- [WHAT THE TASK REQUIRES] Separate out the lines that hold "text".

- [Collected data entries]
────────

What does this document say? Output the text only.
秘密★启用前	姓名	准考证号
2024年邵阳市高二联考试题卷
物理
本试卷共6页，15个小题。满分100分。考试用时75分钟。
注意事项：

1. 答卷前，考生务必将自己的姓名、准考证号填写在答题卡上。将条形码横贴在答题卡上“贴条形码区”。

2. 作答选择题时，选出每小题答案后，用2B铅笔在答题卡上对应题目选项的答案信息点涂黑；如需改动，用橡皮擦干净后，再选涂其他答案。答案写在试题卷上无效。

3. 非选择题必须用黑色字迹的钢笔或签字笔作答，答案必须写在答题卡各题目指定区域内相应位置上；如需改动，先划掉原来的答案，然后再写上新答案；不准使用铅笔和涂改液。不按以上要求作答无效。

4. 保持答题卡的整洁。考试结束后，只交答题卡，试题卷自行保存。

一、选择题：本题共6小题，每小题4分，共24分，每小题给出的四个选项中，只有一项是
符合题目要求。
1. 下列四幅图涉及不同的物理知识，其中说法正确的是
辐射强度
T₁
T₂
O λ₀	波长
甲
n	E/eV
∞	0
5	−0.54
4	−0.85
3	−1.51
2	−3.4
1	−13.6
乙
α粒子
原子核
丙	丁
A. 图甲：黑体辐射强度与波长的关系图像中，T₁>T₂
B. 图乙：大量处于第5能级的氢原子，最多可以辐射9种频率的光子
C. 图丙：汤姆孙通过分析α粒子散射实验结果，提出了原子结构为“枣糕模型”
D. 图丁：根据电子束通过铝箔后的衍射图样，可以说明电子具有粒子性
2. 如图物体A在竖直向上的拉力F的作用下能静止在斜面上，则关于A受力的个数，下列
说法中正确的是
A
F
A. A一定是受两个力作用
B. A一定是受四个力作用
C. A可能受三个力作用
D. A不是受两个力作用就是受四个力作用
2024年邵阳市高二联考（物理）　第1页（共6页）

────────

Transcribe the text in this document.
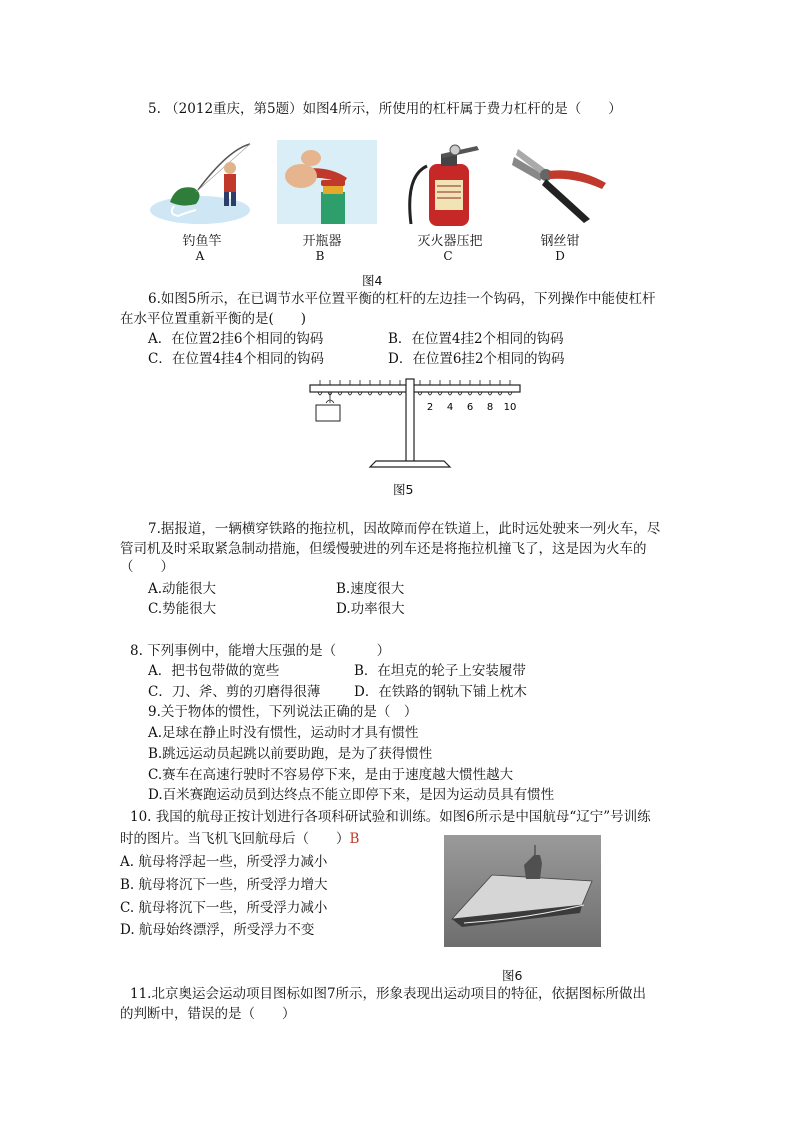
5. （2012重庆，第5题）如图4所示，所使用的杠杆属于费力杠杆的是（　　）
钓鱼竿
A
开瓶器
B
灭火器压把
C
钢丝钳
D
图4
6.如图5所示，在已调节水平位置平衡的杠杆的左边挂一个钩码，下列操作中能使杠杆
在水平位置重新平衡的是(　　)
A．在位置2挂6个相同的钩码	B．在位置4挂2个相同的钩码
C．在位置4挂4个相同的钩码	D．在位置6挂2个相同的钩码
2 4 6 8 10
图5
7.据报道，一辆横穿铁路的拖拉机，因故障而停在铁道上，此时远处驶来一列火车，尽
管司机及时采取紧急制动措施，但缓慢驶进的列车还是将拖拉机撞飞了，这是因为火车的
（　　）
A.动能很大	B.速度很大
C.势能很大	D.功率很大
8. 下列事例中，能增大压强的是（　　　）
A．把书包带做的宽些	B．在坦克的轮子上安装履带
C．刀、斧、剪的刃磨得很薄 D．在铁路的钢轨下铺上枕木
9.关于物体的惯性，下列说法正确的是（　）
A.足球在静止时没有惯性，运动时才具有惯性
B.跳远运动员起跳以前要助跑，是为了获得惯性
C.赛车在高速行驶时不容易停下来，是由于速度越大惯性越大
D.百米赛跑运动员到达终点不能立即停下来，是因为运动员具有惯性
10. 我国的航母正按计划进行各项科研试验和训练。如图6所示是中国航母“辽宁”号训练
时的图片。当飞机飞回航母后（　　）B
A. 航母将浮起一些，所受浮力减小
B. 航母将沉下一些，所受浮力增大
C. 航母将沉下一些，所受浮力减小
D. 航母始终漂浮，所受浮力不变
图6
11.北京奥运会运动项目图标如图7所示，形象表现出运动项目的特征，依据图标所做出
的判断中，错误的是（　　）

────────

- [COMPLETED EXERCISE]
What does this document say? Output the text only.
Transcribe the text in this document.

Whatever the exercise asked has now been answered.